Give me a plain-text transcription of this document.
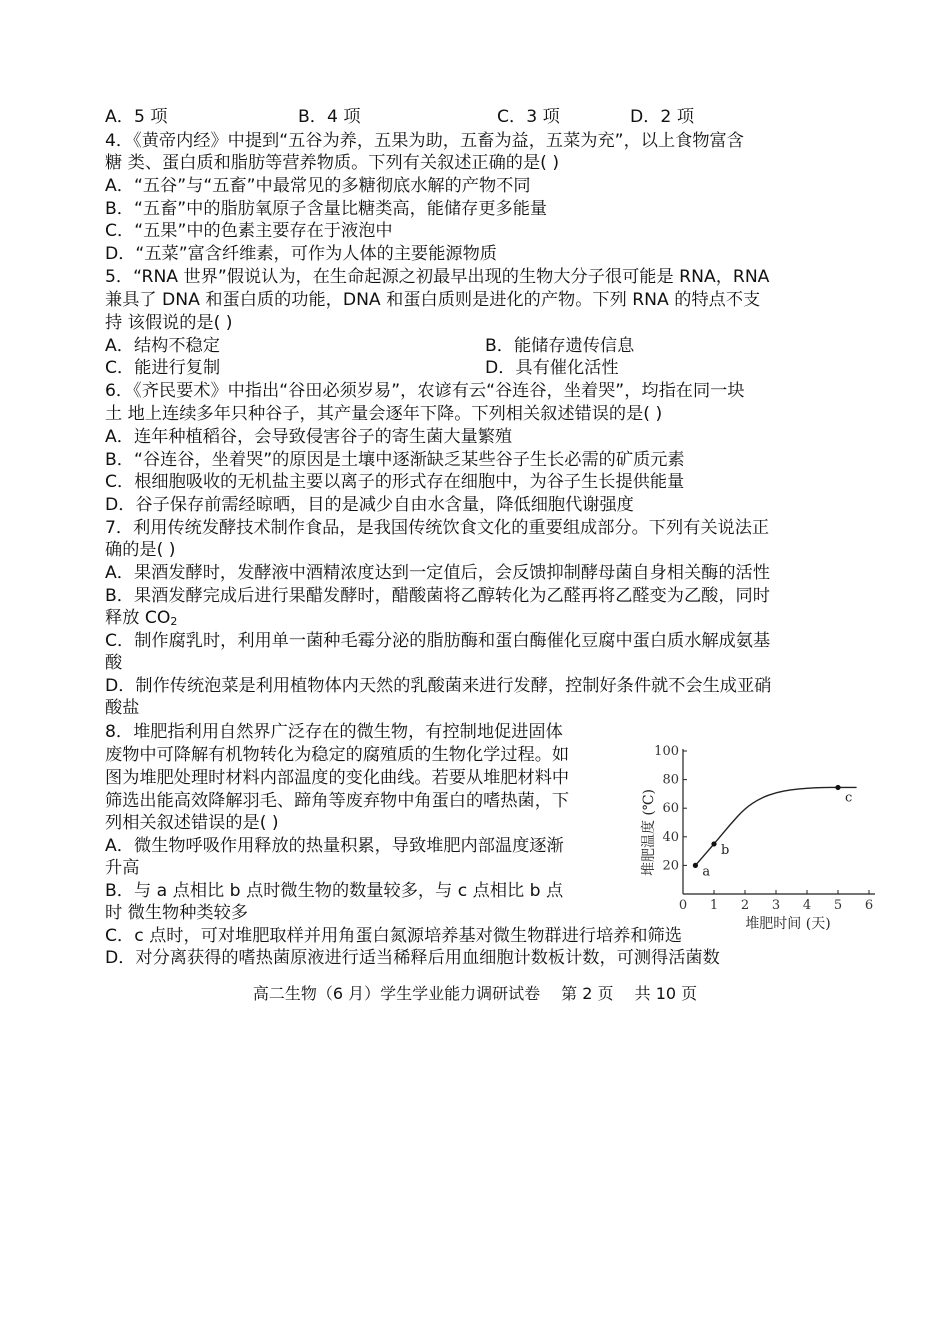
A．5 项	B．4 项	C．3 项	D．2 项
4．《黄帝内经》中提到“五谷为养，五果为助，五畜为益，五菜为充”，以上食物富含
糖 类、蛋白质和脂肪等营养物质。下列有关叙述正确的是( )
A．“五谷”与“五畜”中最常见的多糖彻底水解的产物不同
B．“五畜”中的脂肪氧原子含量比糖类高，能储存更多能量
C．“五果”中的色素主要存在于液泡中
D．“五菜”富含纤维素，可作为人体的主要能源物质
5．“RNA 世界”假说认为，在生命起源之初最早出现的生物大分子很可能是 RNA，RNA
兼具了 DNA 和蛋白质的功能，DNA 和蛋白质则是进化的产物。下列 RNA 的特点不支
持 该假说的是( )
A．结构不稳定	B．能储存遗传信息
C．能进行复制	D．具有催化活性
6．《齐民要术》中指出“谷田必须岁易”，农谚有云“谷连谷，坐着哭”，均指在同一块
土 地上连续多年只种谷子，其产量会逐年下降。下列相关叙述错误的是( )
A．连年种植稻谷，会导致侵害谷子的寄生菌大量繁殖
B．“谷连谷，坐着哭”的原因是土壤中逐渐缺乏某些谷子生长必需的矿质元素
C．根细胞吸收的无机盐主要以离子的形式存在细胞中，为谷子生长提供能量
D．谷子保存前需经晾晒，目的是减少自由水含量，降低细胞代谢强度
7．利用传统发酵技术制作食品，是我国传统饮食文化的重要组成部分。下列有关说法正
确的是( )
A．果酒发酵时，发酵液中酒精浓度达到一定值后，会反馈抑制酵母菌自身相关酶的活性
B．果酒发酵完成后进行果醋发酵时，醋酸菌将乙醇转化为乙醛再将乙醛变为乙酸，同时
释放 $CO_2$
C．制作腐乳时，利用单一菌种毛霉分泌的脂肪酶和蛋白酶催化豆腐中蛋白质水解成氨基
酸
D．制作传统泡菜是利用植物体内天然的乳酸菌来进行发酵，控制好条件就不会生成亚硝
酸盐
8．堆肥指利用自然界广泛存在的微生物，有控制地促进固体
废物中可降解有机物转化为稳定的腐殖质的生物化学过程。如
图为堆肥处理时材料内部温度的变化曲线。若要从堆肥材料中
筛选出能高效降解羽毛、蹄角等废弃物中角蛋白的嗜热菌，下
列相关叙述错误的是( )
A．微生物呼吸作用释放的热量积累，导致堆肥内部温度逐渐
升高
B．与 a 点相比 b 点时微生物的数量较多，与 c 点相比 b 点
时 微生物种类较多
C．c 点时，可对堆肥取样并用角蛋白氮源培养基对微生物群进行培养和筛选
D．对分离获得的嗜热菌原液进行适当稀释后用血细胞计数板计数，可测得活菌数
0 1 2 3 4 5 6
20
40
60
80
100
堆肥时间 (天)
堆肥温度 (℃)	a
b
c
高二生物（6 月）学生学业能力调研试卷　 第 2 页　 共 10 页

== == ==

Work instructions: Return all of the data exactly as written, and drop the pictures.

In response:
Give me a plain-text transcription of this document.
A．5 项	B．4 项	C．3 项	D．2 项
4．《黄帝内经》中提到“五谷为养，五果为助，五畜为益，五菜为充”，以上食物富含
糖 类、蛋白质和脂肪等营养物质。下列有关叙述正确的是( )
A．“五谷”与“五畜”中最常见的多糖彻底水解的产物不同
B．“五畜”中的脂肪氧原子含量比糖类高，能储存更多能量
C．“五果”中的色素主要存在于液泡中
D．“五菜”富含纤维素，可作为人体的主要能源物质
5．“RNA 世界”假说认为，在生命起源之初最早出现的生物大分子很可能是 RNA，RNA
兼具了 DNA 和蛋白质的功能，DNA 和蛋白质则是进化的产物。下列 RNA 的特点不支
持 该假说的是( )
A．结构不稳定	B．能储存遗传信息
C．能进行复制	D．具有催化活性
6．《齐民要术》中指出“谷田必须岁易”，农谚有云“谷连谷，坐着哭”，均指在同一块
土 地上连续多年只种谷子，其产量会逐年下降。下列相关叙述错误的是( )
A．连年种植稻谷，会导致侵害谷子的寄生菌大量繁殖
B．“谷连谷，坐着哭”的原因是土壤中逐渐缺乏某些谷子生长必需的矿质元素
C．根细胞吸收的无机盐主要以离子的形式存在细胞中，为谷子生长提供能量
D．谷子保存前需经晾晒，目的是减少自由水含量，降低细胞代谢强度
7．利用传统发酵技术制作食品，是我国传统饮食文化的重要组成部分。下列有关说法正
确的是( )
A．果酒发酵时，发酵液中酒精浓度达到一定值后，会反馈抑制酵母菌自身相关酶的活性
B．果酒发酵完成后进行果醋发酵时，醋酸菌将乙醇转化为乙醛再将乙醛变为乙酸，同时
释放 $CO_2$
C．制作腐乳时，利用单一菌种毛霉分泌的脂肪酶和蛋白酶催化豆腐中蛋白质水解成氨基
酸
D．制作传统泡菜是利用植物体内天然的乳酸菌来进行发酵，控制好条件就不会生成亚硝
酸盐
8．堆肥指利用自然界广泛存在的微生物，有控制地促进固体
废物中可降解有机物转化为稳定的腐殖质的生物化学过程。如
图为堆肥处理时材料内部温度的变化曲线。若要从堆肥材料中
筛选出能高效降解羽毛、蹄角等废弃物中角蛋白的嗜热菌，下
列相关叙述错误的是( )
A．微生物呼吸作用释放的热量积累，导致堆肥内部温度逐渐
升高
B．与 a 点相比 b 点时微生物的数量较多，与 c 点相比 b 点
时 微生物种类较多
C．c 点时，可对堆肥取样并用角蛋白氮源培养基对微生物群进行培养和筛选
D．对分离获得的嗜热菌原液进行适当稀释后用血细胞计数板计数，可测得活菌数
0 1 2 3 4 5 6
20
40
60
80
100
堆肥时间 (天)
堆肥温度 (℃)	a
b
c
高二生物（6 月）学生学业能力调研试卷　 第 2 页　 共 10 页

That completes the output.